--- Begin ---

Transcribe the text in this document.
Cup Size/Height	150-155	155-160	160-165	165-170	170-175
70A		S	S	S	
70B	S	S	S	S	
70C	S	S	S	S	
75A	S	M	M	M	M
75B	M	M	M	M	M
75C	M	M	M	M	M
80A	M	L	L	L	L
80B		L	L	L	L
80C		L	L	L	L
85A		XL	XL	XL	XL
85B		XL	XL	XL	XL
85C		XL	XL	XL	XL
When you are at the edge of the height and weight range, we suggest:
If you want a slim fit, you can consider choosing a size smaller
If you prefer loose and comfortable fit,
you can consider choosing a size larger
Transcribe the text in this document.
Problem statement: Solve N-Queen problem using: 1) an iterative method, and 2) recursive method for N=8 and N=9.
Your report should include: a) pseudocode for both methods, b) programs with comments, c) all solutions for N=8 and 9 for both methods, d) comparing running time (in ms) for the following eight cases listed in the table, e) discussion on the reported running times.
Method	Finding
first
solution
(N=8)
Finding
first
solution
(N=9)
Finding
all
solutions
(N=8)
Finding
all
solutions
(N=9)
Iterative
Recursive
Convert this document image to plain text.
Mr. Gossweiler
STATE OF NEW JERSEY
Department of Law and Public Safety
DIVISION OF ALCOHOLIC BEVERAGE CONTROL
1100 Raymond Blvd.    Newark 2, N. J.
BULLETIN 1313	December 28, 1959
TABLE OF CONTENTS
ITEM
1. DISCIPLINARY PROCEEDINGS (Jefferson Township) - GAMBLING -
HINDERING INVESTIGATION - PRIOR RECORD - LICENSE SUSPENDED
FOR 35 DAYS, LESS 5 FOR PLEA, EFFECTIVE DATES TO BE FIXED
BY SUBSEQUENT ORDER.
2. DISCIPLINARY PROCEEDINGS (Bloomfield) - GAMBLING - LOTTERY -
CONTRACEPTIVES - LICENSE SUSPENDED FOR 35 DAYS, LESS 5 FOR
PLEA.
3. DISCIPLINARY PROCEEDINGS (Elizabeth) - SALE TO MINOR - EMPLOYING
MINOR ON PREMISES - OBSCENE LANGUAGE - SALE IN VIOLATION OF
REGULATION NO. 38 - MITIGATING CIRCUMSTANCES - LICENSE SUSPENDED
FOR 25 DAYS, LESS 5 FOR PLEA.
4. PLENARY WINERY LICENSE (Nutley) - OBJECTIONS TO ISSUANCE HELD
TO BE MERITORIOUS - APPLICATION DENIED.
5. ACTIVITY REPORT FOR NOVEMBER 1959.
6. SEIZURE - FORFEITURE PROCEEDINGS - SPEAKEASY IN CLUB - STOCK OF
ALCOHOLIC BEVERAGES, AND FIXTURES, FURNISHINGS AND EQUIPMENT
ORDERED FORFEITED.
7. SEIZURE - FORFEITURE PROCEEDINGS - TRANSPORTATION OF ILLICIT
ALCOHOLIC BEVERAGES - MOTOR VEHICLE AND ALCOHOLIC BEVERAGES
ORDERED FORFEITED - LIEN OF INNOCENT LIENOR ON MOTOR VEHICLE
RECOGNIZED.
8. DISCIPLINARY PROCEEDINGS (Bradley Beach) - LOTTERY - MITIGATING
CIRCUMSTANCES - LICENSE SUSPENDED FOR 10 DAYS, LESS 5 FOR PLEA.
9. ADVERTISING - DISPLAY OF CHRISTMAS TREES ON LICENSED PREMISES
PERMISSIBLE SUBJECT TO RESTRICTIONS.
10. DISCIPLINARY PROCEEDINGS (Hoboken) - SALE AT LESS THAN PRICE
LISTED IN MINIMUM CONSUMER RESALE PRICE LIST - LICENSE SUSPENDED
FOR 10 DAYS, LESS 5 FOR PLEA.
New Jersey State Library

--- End ---

EXERCISE: Write every record out again, unaltered.

TASK ANSWER:
Transcribe the text in this document.
Cup Size/Height	150-155	155-160	160-165	165-170	170-175
70A		S	S	S	
70B	S	S	S	S	
70C	S	S	S	S	
75A	S	M	M	M	M
75B	M	M	M	M	M
75C	M	M	M	M	M
80A	M	L	L	L	L
80B		L	L	L	L
80C		L	L	L	L
85A		XL	XL	XL	XL
85B		XL	XL	XL	XL
85C		XL	XL	XL	XL
When you are at the edge of the height and weight range, we suggest:
If you want a slim fit, you can consider choosing a size smaller
If you prefer loose and comfortable fit,
you can consider choosing a size larger
Transcribe the text in this document.
Problem statement: Solve N-Queen problem using: 1) an iterative method, and 2) recursive method for N=8 and N=9.
Your report should include: a) pseudocode for both methods, b) programs with comments, c) all solutions for N=8 and 9 for both methods, d) comparing running time (in ms) for the following eight cases listed in the table, e) discussion on the reported running times.
Method	Finding
first
solution
(N=8)
Finding
first
solution
(N=9)
Finding
all
solutions
(N=8)
Finding
all
solutions
(N=9)
Iterative
Recursive
Convert this document image to plain text.
Mr. Gossweiler
STATE OF NEW JERSEY
Department of Law and Public Safety
DIVISION OF ALCOHOLIC BEVERAGE CONTROL
1100 Raymond Blvd.    Newark 2, N. J.
BULLETIN 1313	December 28, 1959
TABLE OF CONTENTS
ITEM
1. DISCIPLINARY PROCEEDINGS (Jefferson Township) - GAMBLING -
HINDERING INVESTIGATION - PRIOR RECORD - LICENSE SUSPENDED
FOR 35 DAYS, LESS 5 FOR PLEA, EFFECTIVE DATES TO BE FIXED
BY SUBSEQUENT ORDER.
2. DISCIPLINARY PROCEEDINGS (Bloomfield) - GAMBLING - LOTTERY -
CONTRACEPTIVES - LICENSE SUSPENDED FOR 35 DAYS, LESS 5 FOR
PLEA.
3. DISCIPLINARY PROCEEDINGS (Elizabeth) - SALE TO MINOR - EMPLOYING
MINOR ON PREMISES - OBSCENE LANGUAGE - SALE IN VIOLATION OF
REGULATION NO. 38 - MITIGATING CIRCUMSTANCES - LICENSE SUSPENDED
FOR 25 DAYS, LESS 5 FOR PLEA.
4. PLENARY WINERY LICENSE (Nutley) - OBJECTIONS TO ISSUANCE HELD
TO BE MERITORIOUS - APPLICATION DENIED.
5. ACTIVITY REPORT FOR NOVEMBER 1959.
6. SEIZURE - FORFEITURE PROCEEDINGS - SPEAKEASY IN CLUB - STOCK OF
ALCOHOLIC BEVERAGES, AND FIXTURES, FURNISHINGS AND EQUIPMENT
ORDERED FORFEITED.
7. SEIZURE - FORFEITURE PROCEEDINGS - TRANSPORTATION OF ILLICIT
ALCOHOLIC BEVERAGES - MOTOR VEHICLE AND ALCOHOLIC BEVERAGES
ORDERED FORFEITED - LIEN OF INNOCENT LIENOR ON MOTOR VEHICLE
RECOGNIZED.
8. DISCIPLINARY PROCEEDINGS (Bradley Beach) - LOTTERY - MITIGATING
CIRCUMSTANCES - LICENSE SUSPENDED FOR 10 DAYS, LESS 5 FOR PLEA.
9. ADVERTISING - DISPLAY OF CHRISTMAS TREES ON LICENSED PREMISES
PERMISSIBLE SUBJECT TO RESTRICTIONS.
10. DISCIPLINARY PROCEEDINGS (Hoboken) - SALE AT LESS THAN PRICE
LISTED IN MINIMUM CONSUMER RESALE PRICE LIST - LICENSE SUSPENDED
FOR 10 DAYS, LESS 5 FOR PLEA.
New Jersey State Library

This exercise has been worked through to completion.